*Written task*
Find every line below that contains the word "name" and copy it out.

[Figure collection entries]
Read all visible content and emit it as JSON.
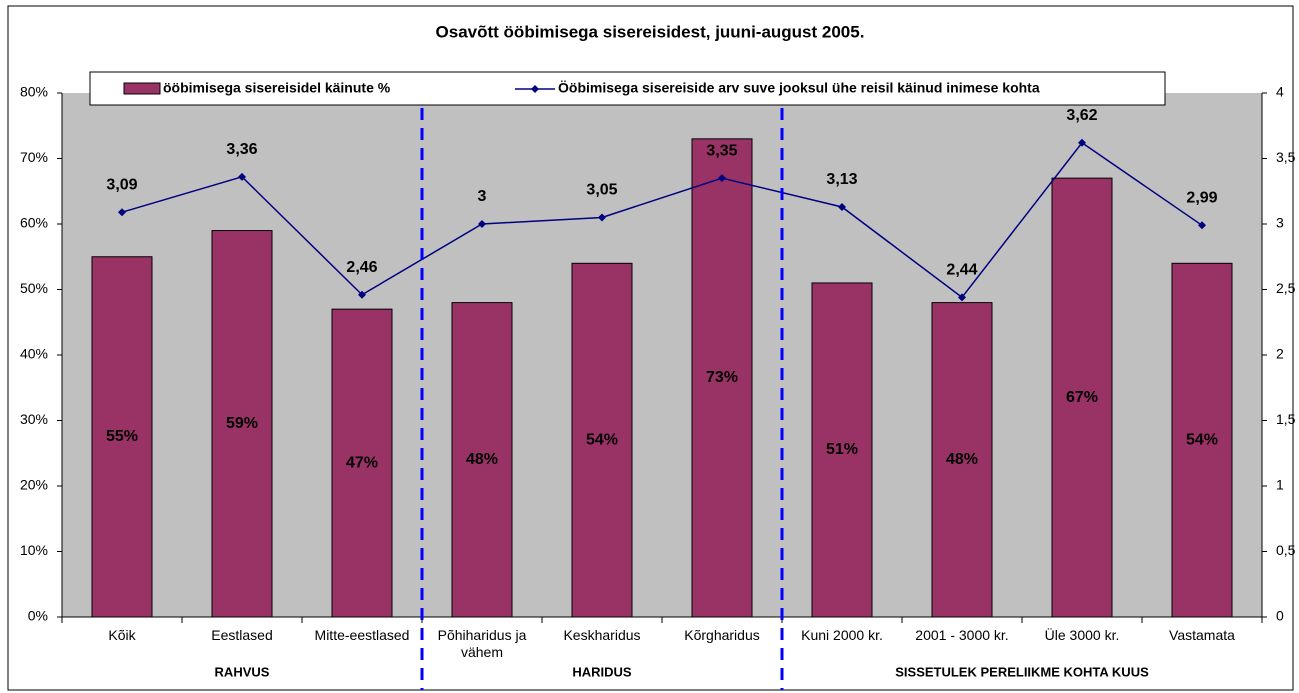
{
  "chart_data": {
    "type": "bar",
    "title": "Osavõtt ööbimisega sisereisidest, juuni-august 2005.",
    "categories": [
      "Kõik",
      "Eestlased",
      "Mitte-eestlased",
      "Põhiharidus ja vähem",
      "Keskharidus",
      "Kõrgharidus",
      "Kuni 2000 kr.",
      "2001 - 3000 kr.",
      "Üle 3000 kr.",
      "Vastamata"
    ],
    "series": [
      {
        "name": "ööbimisega sisereisidel käinute %",
        "type": "bar",
        "color": "#993366",
        "values": [
          55,
          59,
          47,
          48,
          54,
          73,
          51,
          48,
          67,
          54
        ],
        "value_labels": [
          "55%",
          "59%",
          "47%",
          "48%",
          "54%",
          "73%",
          "51%",
          "48%",
          "67%",
          "54%"
        ]
      },
      {
        "name": "Ööbimisega sisereiside arv suve jooksul ühe reisil käinud inimese kohta",
        "type": "line",
        "axis": "y2",
        "color": "#000080",
        "values": [
          3.09,
          3.36,
          2.46,
          3,
          3.05,
          3.35,
          3.13,
          2.44,
          3.62,
          2.99
        ],
        "value_labels": [
          "3,09",
          "3,36",
          "2,46",
          "3",
          "3,05",
          "3,35",
          "3,13",
          "2,44",
          "3,62",
          "2,99"
        ]
      }
    ],
    "groups": [
      "RAHVUS",
      "HARIDUS",
      "SISSETULEK PERELIIKME KOHTA KUUS"
    ],
    "ylim": [
      0,
      80
    ],
    "yticks": [
      {
        "value": 0,
        "label": "0%"
      },
      {
        "value": 10,
        "label": "10%"
      },
      {
        "value": 20,
        "label": "20%"
      },
      {
        "value": 30,
        "label": "30%"
      },
      {
        "value": 40,
        "label": "40%"
      },
      {
        "value": 50,
        "label": "50%"
      },
      {
        "value": 60,
        "label": "60%"
      },
      {
        "value": 70,
        "label": "70%"
      },
      {
        "value": 80,
        "label": "80%"
      }
    ],
    "y2lim": [
      0,
      4
    ],
    "y2ticks": [
      0,
      {
        "value": 0.5,
        "label": "0,5"
      },
      1,
      {
        "value": 1.5,
        "label": "1,5"
      },
      2,
      {
        "value": 2.5,
        "label": "2,5"
      },
      3,
      {
        "value": 3.5,
        "label": "3,5"
      },
      4
    ],
    "plot_background": "#c0c0c0",
    "legend": "top"
  }
}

*Output of the exercise*
        "name": "ööbimisega sisereisidel käinute %",
        "name": "Ööbimisega sisereiside arv suve jooksul ühe reisil käinud inimese kohta",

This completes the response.